[Task material Boundary: Start]

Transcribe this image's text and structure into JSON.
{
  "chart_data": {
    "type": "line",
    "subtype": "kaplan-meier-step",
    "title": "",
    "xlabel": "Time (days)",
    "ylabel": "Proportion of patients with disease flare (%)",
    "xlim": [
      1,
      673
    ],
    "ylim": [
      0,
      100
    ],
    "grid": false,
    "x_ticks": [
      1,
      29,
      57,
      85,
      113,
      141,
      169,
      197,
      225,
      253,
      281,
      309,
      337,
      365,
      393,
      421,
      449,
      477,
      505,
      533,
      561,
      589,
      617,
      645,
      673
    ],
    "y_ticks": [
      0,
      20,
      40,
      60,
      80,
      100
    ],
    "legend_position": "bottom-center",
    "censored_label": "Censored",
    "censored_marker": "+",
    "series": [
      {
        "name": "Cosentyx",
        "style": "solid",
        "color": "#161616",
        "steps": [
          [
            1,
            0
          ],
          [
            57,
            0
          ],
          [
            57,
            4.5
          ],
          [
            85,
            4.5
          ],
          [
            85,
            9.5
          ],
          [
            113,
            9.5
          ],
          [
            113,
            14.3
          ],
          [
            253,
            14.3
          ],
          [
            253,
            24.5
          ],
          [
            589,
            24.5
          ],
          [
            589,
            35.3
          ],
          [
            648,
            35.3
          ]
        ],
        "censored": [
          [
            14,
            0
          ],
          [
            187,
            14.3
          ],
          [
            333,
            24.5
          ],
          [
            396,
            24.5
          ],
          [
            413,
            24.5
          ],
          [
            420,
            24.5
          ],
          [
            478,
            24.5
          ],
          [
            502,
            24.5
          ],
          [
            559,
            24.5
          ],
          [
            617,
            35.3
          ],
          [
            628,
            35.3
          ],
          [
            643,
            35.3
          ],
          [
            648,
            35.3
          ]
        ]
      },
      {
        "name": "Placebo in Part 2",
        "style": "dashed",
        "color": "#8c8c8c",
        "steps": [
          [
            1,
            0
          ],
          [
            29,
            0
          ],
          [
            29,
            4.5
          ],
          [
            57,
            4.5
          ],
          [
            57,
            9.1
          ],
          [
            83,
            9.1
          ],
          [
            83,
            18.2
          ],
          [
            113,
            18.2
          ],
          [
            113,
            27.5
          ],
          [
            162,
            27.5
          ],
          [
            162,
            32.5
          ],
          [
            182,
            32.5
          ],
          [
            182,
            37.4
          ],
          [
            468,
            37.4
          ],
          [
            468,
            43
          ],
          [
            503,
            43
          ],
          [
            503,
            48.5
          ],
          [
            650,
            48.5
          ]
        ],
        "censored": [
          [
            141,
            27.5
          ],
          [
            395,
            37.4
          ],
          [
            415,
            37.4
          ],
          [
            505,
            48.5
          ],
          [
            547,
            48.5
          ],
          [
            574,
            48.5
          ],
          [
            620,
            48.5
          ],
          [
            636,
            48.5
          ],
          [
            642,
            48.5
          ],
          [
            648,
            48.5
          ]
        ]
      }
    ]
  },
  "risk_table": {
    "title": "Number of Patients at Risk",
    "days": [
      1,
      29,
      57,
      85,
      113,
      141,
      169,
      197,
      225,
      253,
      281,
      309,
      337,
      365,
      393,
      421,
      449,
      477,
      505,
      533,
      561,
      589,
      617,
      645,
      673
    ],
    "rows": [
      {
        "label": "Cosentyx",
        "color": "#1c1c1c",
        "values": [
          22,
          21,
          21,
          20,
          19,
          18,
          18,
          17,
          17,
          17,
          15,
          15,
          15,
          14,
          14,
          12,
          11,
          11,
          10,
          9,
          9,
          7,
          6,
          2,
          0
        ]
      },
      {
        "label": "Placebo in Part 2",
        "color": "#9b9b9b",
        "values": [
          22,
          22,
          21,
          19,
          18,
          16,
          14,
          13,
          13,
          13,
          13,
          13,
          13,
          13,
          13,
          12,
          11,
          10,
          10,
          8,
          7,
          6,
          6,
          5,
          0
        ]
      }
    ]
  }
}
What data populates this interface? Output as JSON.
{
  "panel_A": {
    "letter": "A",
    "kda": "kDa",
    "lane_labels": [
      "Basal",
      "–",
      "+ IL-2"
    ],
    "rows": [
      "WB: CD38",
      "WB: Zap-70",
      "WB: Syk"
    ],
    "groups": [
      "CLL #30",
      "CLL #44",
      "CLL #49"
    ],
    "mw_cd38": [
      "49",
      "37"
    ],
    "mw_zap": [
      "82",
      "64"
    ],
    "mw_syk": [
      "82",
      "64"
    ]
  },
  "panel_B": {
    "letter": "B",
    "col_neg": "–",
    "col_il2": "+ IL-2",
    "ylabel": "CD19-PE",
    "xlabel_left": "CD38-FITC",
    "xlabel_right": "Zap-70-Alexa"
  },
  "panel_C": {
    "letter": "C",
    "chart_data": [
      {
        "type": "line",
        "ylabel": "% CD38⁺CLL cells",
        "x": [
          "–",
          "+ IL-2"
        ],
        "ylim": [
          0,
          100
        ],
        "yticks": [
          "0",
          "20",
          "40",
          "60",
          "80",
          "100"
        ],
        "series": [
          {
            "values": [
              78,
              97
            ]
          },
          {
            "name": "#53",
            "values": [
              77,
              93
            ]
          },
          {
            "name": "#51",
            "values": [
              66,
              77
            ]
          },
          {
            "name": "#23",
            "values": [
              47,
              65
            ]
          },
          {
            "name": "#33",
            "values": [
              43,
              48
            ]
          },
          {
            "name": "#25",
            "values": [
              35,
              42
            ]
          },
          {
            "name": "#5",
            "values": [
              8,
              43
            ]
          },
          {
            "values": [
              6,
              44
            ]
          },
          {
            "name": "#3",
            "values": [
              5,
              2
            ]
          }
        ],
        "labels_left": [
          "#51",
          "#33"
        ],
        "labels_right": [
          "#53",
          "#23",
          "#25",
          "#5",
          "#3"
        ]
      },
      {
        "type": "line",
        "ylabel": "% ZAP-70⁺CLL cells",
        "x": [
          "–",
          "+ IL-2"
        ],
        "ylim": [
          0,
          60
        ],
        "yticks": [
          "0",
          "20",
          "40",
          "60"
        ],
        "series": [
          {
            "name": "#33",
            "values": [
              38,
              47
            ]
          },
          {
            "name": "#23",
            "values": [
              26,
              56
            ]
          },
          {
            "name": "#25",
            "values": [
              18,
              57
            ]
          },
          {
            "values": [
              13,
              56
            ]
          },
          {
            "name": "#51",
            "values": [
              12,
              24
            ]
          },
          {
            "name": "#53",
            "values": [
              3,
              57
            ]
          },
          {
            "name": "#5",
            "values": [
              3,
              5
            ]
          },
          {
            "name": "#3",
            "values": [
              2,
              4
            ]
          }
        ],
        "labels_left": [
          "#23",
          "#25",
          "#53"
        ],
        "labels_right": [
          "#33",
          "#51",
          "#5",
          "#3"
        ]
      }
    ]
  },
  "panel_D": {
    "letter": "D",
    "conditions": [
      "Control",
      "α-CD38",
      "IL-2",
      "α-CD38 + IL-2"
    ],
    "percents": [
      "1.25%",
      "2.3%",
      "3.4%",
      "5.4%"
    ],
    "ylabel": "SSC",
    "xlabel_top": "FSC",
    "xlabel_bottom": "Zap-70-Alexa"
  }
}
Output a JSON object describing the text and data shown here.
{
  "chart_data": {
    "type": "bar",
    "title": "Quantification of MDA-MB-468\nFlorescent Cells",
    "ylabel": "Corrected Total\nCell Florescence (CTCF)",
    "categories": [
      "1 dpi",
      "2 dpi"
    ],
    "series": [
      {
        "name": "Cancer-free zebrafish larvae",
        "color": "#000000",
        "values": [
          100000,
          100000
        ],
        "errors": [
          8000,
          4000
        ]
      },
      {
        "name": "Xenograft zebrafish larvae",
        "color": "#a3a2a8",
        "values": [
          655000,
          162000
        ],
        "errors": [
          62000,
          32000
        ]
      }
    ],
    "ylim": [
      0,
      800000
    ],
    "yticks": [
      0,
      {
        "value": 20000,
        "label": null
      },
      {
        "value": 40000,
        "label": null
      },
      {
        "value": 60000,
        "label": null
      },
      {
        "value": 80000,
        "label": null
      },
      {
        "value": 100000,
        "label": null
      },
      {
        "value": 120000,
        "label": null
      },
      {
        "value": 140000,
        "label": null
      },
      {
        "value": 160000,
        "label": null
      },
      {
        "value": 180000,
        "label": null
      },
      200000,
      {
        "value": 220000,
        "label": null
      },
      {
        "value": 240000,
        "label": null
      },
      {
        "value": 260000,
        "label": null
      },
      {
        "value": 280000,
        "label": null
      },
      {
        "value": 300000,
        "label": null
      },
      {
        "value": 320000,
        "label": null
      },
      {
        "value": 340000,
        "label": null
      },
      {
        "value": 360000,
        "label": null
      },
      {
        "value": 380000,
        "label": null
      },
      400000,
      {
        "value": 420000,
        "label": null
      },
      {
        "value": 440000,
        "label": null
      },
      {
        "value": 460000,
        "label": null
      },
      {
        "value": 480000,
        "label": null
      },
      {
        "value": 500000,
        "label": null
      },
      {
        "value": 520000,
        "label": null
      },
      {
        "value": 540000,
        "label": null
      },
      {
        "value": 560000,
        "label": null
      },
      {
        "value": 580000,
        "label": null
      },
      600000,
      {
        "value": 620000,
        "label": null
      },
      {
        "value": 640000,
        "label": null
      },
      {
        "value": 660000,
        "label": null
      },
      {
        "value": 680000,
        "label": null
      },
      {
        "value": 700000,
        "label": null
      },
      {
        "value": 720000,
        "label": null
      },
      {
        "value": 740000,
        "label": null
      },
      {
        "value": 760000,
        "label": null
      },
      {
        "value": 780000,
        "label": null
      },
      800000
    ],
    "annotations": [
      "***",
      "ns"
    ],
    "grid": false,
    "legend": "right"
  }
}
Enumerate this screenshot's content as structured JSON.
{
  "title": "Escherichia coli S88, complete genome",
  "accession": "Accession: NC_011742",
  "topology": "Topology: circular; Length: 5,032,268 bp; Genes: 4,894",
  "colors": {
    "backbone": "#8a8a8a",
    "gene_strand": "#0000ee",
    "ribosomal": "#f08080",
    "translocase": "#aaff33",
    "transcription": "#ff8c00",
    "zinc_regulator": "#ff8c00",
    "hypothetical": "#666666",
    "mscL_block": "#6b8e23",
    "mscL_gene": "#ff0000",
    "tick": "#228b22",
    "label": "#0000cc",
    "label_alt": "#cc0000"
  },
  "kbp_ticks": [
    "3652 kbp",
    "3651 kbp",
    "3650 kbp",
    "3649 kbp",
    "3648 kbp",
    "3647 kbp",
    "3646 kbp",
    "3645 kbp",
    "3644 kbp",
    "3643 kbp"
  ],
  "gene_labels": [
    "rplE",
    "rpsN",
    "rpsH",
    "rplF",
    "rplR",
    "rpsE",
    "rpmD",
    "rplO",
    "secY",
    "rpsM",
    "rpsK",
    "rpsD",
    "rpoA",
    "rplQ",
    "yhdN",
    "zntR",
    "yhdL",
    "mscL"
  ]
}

[Task material Boundary: End]

For the listing above, say how many lines hold the string "title". Give only that number.

Response box:
4